══ Material shown

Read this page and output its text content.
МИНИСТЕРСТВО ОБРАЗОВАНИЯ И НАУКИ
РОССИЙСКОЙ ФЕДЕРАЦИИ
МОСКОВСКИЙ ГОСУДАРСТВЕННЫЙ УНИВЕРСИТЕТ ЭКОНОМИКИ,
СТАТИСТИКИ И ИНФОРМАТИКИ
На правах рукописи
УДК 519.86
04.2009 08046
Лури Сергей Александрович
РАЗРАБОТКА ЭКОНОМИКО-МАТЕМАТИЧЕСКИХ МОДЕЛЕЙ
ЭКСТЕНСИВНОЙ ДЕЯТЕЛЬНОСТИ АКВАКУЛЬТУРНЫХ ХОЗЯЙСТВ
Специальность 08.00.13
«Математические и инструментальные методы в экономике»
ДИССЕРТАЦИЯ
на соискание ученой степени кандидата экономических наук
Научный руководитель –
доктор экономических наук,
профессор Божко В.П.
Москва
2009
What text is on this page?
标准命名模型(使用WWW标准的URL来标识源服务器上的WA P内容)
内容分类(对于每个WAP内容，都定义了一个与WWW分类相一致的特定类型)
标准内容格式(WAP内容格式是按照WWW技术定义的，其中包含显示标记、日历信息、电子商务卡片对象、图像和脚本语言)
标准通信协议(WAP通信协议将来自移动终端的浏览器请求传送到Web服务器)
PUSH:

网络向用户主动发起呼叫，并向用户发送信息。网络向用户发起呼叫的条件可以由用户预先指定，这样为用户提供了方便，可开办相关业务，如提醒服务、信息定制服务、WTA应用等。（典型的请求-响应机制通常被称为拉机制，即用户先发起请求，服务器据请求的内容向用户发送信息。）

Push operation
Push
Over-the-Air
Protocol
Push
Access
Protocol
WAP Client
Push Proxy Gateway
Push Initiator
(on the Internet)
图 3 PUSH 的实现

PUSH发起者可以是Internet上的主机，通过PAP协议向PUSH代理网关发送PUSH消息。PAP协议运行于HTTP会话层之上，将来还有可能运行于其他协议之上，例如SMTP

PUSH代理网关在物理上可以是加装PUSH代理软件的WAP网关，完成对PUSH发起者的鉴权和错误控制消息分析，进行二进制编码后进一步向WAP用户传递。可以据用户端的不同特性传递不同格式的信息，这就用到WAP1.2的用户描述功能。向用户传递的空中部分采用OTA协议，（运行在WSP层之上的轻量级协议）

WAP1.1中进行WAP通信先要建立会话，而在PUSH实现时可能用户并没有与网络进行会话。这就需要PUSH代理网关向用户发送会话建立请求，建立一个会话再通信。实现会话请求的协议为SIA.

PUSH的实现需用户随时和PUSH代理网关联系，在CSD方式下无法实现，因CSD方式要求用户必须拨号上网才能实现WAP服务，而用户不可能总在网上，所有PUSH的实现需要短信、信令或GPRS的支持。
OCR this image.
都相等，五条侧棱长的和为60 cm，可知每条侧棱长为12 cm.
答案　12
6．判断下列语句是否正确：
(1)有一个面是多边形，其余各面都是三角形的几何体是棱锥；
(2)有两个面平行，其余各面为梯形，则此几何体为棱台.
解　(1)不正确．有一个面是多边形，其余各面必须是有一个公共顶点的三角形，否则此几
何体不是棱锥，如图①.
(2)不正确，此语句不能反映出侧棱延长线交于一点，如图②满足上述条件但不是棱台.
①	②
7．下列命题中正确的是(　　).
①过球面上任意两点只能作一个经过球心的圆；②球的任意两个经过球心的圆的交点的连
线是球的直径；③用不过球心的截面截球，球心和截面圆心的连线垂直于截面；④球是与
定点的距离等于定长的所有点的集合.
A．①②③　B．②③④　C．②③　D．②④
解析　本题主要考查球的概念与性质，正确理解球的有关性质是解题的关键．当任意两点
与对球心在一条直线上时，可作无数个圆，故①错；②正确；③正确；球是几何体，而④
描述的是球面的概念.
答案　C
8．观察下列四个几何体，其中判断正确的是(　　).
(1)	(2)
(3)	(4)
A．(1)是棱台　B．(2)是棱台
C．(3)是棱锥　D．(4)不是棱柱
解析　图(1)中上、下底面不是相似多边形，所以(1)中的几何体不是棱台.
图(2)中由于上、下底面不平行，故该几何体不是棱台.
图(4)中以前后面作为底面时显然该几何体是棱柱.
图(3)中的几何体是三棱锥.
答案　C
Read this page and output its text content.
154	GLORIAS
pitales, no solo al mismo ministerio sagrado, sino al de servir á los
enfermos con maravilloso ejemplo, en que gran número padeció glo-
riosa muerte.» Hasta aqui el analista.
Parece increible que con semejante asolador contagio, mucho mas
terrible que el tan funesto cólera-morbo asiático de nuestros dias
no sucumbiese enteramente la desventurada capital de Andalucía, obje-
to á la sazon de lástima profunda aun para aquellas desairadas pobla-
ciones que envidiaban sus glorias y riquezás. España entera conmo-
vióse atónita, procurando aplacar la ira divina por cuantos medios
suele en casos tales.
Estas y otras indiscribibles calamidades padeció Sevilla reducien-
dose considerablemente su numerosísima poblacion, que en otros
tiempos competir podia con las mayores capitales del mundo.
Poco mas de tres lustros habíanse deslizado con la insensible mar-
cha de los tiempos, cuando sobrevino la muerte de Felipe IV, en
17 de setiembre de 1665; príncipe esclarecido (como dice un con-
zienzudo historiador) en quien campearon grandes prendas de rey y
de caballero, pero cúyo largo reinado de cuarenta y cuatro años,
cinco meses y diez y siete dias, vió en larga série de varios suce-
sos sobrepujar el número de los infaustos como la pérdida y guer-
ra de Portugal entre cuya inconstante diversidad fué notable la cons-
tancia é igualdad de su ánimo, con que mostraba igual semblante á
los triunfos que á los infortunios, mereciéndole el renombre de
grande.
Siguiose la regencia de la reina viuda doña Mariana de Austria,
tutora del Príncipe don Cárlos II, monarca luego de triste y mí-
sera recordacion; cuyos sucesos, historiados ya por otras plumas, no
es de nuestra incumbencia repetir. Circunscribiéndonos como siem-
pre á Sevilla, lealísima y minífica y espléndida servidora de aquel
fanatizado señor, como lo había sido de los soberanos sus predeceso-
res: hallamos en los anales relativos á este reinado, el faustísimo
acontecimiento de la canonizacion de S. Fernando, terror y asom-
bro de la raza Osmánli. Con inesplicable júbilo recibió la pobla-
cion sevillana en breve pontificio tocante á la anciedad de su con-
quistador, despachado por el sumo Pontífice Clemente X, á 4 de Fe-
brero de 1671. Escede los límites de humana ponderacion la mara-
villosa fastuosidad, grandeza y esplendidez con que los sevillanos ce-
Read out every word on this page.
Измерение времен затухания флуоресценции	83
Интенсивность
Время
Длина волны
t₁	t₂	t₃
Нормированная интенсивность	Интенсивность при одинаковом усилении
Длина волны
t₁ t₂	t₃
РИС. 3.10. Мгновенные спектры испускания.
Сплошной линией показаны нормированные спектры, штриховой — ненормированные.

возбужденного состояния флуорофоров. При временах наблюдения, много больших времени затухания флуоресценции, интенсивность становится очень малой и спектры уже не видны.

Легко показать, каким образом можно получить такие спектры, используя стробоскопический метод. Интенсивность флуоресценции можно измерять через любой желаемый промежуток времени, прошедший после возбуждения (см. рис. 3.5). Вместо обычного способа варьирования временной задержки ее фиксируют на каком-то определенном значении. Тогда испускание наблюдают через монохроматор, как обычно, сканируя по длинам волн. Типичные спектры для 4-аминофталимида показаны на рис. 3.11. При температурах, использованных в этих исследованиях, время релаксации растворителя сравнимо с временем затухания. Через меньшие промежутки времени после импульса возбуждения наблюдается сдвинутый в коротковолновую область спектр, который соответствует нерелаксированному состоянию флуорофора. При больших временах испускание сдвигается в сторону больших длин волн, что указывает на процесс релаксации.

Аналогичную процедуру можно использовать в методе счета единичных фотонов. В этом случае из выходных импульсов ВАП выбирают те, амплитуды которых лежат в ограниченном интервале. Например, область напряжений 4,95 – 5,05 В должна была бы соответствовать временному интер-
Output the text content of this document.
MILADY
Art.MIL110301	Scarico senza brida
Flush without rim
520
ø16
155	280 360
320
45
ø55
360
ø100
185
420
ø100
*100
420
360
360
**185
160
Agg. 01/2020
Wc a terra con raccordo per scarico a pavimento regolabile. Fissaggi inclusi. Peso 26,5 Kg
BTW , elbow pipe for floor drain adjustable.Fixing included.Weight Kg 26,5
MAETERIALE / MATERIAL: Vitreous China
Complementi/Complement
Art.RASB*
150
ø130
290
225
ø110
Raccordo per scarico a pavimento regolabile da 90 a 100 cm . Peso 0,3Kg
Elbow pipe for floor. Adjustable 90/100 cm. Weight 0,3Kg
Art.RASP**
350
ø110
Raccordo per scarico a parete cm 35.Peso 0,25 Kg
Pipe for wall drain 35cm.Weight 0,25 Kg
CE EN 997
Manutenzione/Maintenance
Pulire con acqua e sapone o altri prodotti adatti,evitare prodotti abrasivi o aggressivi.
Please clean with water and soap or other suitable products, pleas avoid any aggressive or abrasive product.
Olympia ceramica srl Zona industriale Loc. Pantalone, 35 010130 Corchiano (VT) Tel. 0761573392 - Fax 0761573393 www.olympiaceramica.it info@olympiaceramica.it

════

- _What you are asked to do_
Pull every line containing "como" from the material above.

- _Reply_
17 de setiembre de 1665; príncipe esclarecido (como dice un con-
sos sobrepujar el número de los infaustos como la pérdida y guer-
es de nuestra incumbencia repetir. Circunscribiéndonos como siem-
fanatizado señor, como lo había sido de los soberanos sus predeceso-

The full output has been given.